# Requirements:
Print every line of the records below verbatim, with nothing added, dropped, or changed.

# Available data:

+++

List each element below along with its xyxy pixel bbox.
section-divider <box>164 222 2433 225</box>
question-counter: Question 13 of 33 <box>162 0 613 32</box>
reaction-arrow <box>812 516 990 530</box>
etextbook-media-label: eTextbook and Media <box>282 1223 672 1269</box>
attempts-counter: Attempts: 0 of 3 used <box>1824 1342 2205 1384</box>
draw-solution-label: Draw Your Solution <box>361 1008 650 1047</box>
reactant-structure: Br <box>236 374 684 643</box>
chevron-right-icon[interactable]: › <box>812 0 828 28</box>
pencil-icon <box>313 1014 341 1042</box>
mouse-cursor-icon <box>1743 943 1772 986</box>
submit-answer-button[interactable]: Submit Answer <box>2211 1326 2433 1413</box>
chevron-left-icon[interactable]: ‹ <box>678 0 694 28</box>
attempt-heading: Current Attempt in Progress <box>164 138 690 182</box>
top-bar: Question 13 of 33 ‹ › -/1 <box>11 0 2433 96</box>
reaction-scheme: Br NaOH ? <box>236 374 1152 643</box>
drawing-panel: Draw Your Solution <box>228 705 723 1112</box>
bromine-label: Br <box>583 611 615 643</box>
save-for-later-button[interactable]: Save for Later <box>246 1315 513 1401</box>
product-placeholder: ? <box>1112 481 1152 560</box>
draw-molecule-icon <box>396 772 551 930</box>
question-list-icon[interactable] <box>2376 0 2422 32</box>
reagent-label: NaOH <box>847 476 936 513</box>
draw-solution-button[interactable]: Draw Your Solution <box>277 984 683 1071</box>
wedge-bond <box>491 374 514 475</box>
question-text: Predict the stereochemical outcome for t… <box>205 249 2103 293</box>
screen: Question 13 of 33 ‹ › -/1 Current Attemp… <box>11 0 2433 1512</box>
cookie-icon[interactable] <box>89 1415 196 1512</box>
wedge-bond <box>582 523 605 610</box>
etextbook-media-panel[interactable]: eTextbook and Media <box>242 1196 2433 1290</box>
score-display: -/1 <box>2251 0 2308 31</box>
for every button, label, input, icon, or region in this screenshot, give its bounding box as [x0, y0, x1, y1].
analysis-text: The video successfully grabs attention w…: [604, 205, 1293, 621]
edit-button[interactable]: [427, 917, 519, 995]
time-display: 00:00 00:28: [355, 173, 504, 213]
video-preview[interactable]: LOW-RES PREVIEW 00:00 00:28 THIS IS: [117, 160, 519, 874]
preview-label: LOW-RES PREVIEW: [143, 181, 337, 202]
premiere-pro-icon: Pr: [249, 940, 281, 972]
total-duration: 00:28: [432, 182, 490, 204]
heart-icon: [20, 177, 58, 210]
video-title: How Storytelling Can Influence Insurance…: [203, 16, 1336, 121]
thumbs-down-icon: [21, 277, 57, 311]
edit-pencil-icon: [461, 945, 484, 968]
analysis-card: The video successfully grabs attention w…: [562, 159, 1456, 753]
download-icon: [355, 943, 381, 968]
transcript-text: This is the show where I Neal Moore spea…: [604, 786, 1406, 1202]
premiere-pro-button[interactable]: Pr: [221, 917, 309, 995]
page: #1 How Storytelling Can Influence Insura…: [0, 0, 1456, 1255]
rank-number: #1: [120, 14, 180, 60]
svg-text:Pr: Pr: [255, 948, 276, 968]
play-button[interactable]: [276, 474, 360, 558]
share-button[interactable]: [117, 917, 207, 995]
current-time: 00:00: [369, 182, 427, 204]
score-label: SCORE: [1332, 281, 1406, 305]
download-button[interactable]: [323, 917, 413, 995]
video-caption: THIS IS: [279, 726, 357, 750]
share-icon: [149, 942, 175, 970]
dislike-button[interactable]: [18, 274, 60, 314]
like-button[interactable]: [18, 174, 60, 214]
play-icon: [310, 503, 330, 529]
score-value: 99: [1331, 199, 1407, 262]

+++

# Solution:
List each element below along with its xyxy pixel bbox.
section-divider <box>164 222 2433 225</box>
question-counter: Question 13 of 33 <box>162 0 613 32</box>
reaction-arrow <box>812 516 990 530</box>
etextbook-media-label: eTextbook and Media <box>282 1223 672 1269</box>
attempts-counter: Attempts: 0 of 3 used <box>1824 1342 2205 1384</box>
draw-solution-label: Draw Your Solution <box>361 1008 650 1047</box>
reactant-structure: Br <box>236 374 684 643</box>
chevron-right-icon[interactable]: › <box>812 0 828 28</box>
pencil-icon <box>313 1014 341 1042</box>
mouse-cursor-icon <box>1743 943 1772 986</box>
submit-answer-button[interactable]: Submit Answer <box>2211 1326 2433 1413</box>
chevron-left-icon[interactable]: ‹ <box>678 0 694 28</box>
attempt-heading: Current Attempt in Progress <box>164 138 690 182</box>
top-bar: Question 13 of 33 ‹ › -/1 <box>11 0 2433 96</box>
reaction-scheme: Br NaOH ? <box>236 374 1152 643</box>
drawing-panel: Draw Your Solution <box>228 705 723 1112</box>
bromine-label: Br <box>583 611 615 643</box>
save-for-later-button[interactable]: Save for Later <box>246 1315 513 1401</box>
product-placeholder: ? <box>1112 481 1152 560</box>
draw-molecule-icon <box>396 772 551 930</box>
question-list-icon[interactable] <box>2376 0 2422 32</box>
reagent-label: NaOH <box>847 476 936 513</box>
draw-solution-button[interactable]: Draw Your Solution <box>277 984 683 1071</box>
wedge-bond <box>491 374 514 475</box>
question-text: Predict the stereochemical outcome for t… <box>205 249 2103 293</box>
screen: Question 13 of 33 ‹ › -/1 Current Attemp… <box>11 0 2433 1512</box>
cookie-icon[interactable] <box>89 1415 196 1512</box>
wedge-bond <box>582 523 605 610</box>
etextbook-media-panel[interactable]: eTextbook and Media <box>242 1196 2433 1290</box>
score-display: -/1 <box>2251 0 2308 31</box>
for every button, label, input, icon, or region in this screenshot, give its bounding box as [x0, y0, x1, y1].
analysis-text: The video successfully grabs attention w…: [604, 205, 1293, 621]
edit-button[interactable]: [427, 917, 519, 995]
time-display: 00:00 00:28: [355, 173, 504, 213]
video-preview[interactable]: LOW-RES PREVIEW 00:00 00:28 THIS IS: [117, 160, 519, 874]
preview-label: LOW-RES PREVIEW: [143, 181, 337, 202]
premiere-pro-icon: Pr: [249, 940, 281, 972]
total-duration: 00:28: [432, 182, 490, 204]
heart-icon: [20, 177, 58, 210]
video-title: How Storytelling Can Influence Insurance…: [203, 16, 1336, 121]
thumbs-down-icon: [21, 277, 57, 311]
edit-pencil-icon: [461, 945, 484, 968]
analysis-card: The video successfully grabs attention w…: [562, 159, 1456, 753]
download-icon: [355, 943, 381, 968]
transcript-text: This is the show where I Neal Moore spea…: [604, 786, 1406, 1202]
premiere-pro-button[interactable]: Pr: [221, 917, 309, 995]
page: #1 How Storytelling Can Influence Insura…: [0, 0, 1456, 1255]
rank-number: #1: [120, 14, 180, 60]
svg-text:Pr: Pr: [255, 948, 276, 968]
play-button[interactable]: [276, 474, 360, 558]
share-button[interactable]: [117, 917, 207, 995]
current-time: 00:00: [369, 182, 427, 204]
score-label: SCORE: [1332, 281, 1406, 305]
download-button[interactable]: [323, 917, 413, 995]
video-caption: THIS IS: [279, 726, 357, 750]
share-icon: [149, 942, 175, 970]
dislike-button[interactable]: [18, 274, 60, 314]
like-button[interactable]: [18, 174, 60, 214]
play-icon: [310, 503, 330, 529]
score-value: 99: [1331, 199, 1407, 262]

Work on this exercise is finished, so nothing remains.